Saved data entries
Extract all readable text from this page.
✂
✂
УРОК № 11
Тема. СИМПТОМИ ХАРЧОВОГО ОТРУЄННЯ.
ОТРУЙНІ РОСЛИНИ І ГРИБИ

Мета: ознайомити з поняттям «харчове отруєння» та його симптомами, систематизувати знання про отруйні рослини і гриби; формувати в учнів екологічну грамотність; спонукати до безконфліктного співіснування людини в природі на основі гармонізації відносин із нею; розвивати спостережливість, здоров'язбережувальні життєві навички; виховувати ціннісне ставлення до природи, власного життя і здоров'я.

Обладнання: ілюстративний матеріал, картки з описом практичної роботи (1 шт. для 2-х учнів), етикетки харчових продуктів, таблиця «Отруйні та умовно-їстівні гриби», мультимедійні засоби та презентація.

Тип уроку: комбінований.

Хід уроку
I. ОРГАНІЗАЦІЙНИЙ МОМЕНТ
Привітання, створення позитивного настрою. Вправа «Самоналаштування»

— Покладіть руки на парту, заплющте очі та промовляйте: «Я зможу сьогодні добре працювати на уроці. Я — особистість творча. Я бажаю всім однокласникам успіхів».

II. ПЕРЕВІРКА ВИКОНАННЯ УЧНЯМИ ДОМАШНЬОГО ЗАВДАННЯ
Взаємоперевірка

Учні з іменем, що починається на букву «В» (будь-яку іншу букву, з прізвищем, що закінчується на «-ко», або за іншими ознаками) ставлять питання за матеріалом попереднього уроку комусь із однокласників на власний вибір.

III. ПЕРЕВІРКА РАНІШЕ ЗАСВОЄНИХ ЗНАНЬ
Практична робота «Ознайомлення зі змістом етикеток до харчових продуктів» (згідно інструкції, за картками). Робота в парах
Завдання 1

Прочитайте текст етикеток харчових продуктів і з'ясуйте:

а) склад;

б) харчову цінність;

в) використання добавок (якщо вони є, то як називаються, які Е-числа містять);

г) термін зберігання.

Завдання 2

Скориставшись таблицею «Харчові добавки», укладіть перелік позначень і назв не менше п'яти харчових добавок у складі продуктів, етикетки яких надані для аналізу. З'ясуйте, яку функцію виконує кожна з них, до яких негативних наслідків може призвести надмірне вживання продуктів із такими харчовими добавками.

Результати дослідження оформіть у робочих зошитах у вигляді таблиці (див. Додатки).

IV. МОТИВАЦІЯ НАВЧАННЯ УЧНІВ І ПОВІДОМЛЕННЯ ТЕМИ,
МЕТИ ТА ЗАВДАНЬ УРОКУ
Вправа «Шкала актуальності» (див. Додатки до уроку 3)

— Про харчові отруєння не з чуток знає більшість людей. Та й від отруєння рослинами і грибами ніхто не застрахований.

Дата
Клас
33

▸ **What needs to be done**:
Word for word, quote all of the data above.

▸ **Output of the task**:
Extract all readable text from this page.
✂
✂
УРОК № 11
Тема. СИМПТОМИ ХАРЧОВОГО ОТРУЄННЯ.
ОТРУЙНІ РОСЛИНИ І ГРИБИ

Мета: ознайомити з поняттям «харчове отруєння» та його симптомами, систематизувати знання про отруйні рослини і гриби; формувати в учнів екологічну грамотність; спонукати до безконфліктного співіснування людини в природі на основі гармонізації відносин із нею; розвивати спостережливість, здоров'язбережувальні життєві навички; виховувати ціннісне ставлення до природи, власного життя і здоров'я.

Обладнання: ілюстративний матеріал, картки з описом практичної роботи (1 шт. для 2-х учнів), етикетки харчових продуктів, таблиця «Отруйні та умовно-їстівні гриби», мультимедійні засоби та презентація.

Тип уроку: комбінований.

Хід уроку
I. ОРГАНІЗАЦІЙНИЙ МОМЕНТ
Привітання, створення позитивного настрою. Вправа «Самоналаштування»

— Покладіть руки на парту, заплющте очі та промовляйте: «Я зможу сьогодні добре працювати на уроці. Я — особистість творча. Я бажаю всім однокласникам успіхів».

II. ПЕРЕВІРКА ВИКОНАННЯ УЧНЯМИ ДОМАШНЬОГО ЗАВДАННЯ
Взаємоперевірка

Учні з іменем, що починається на букву «В» (будь-яку іншу букву, з прізвищем, що закінчується на «-ко», або за іншими ознаками) ставлять питання за матеріалом попереднього уроку комусь із однокласників на власний вибір.

III. ПЕРЕВІРКА РАНІШЕ ЗАСВОЄНИХ ЗНАНЬ
Практична робота «Ознайомлення зі змістом етикеток до харчових продуктів» (згідно інструкції, за картками). Робота в парах
Завдання 1

Прочитайте текст етикеток харчових продуктів і з'ясуйте:

а) склад;

б) харчову цінність;

в) використання добавок (якщо вони є, то як називаються, які Е-числа містять);

г) термін зберігання.

Завдання 2

Скориставшись таблицею «Харчові добавки», укладіть перелік позначень і назв не менше п'яти харчових добавок у складі продуктів, етикетки яких надані для аналізу. З'ясуйте, яку функцію виконує кожна з них, до яких негативних наслідків може призвести надмірне вживання продуктів із такими харчовими добавками.

Результати дослідження оформіть у робочих зошитах у вигляді таблиці (див. Додатки).

IV. МОТИВАЦІЯ НАВЧАННЯ УЧНІВ І ПОВІДОМЛЕННЯ ТЕМИ,
МЕТИ ТА ЗАВДАНЬ УРОКУ
Вправа «Шкала актуальності» (див. Додатки до уроку 3)

— Про харчові отруєння не з чуток знає більшість людей. Та й від отруєння рослинами і грибами ніхто не застрахований.

Дата
Клас
33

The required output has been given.